====== Available records ======

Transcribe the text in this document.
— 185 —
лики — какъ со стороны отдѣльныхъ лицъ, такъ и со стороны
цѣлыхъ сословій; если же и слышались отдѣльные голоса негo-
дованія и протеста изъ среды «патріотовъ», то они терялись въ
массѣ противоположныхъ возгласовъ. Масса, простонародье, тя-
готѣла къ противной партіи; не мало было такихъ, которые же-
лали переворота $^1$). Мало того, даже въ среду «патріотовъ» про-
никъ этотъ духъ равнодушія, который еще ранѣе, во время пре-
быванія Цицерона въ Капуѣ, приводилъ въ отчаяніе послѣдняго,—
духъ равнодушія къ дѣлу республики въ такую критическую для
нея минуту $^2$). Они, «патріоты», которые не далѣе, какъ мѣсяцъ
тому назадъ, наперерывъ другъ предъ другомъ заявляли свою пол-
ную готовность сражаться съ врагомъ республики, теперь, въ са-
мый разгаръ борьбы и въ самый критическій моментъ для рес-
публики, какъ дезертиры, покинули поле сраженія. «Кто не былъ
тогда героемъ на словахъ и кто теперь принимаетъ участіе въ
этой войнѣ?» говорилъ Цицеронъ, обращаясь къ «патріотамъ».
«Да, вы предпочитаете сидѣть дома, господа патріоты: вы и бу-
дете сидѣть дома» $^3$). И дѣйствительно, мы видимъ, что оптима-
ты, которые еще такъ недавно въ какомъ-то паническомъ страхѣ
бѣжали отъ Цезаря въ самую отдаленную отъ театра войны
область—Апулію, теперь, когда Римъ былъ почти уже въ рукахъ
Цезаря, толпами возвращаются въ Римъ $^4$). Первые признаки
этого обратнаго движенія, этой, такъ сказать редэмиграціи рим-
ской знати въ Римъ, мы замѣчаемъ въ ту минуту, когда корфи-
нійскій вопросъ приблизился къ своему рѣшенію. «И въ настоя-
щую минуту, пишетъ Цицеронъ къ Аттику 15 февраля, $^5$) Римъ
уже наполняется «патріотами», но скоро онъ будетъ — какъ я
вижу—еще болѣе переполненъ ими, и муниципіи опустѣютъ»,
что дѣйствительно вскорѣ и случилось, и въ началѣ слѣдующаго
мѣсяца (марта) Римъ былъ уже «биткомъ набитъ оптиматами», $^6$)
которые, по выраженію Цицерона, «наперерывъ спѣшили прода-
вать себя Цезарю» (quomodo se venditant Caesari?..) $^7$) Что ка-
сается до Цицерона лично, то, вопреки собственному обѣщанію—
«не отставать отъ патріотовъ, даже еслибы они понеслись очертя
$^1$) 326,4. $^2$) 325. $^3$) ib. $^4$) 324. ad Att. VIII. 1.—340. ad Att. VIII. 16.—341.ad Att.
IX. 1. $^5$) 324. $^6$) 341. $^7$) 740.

======

■ What you have to do: How many lines in the records hold the string "дѣйствительно"? Reply with the number alone.

■ Solution to this task: 2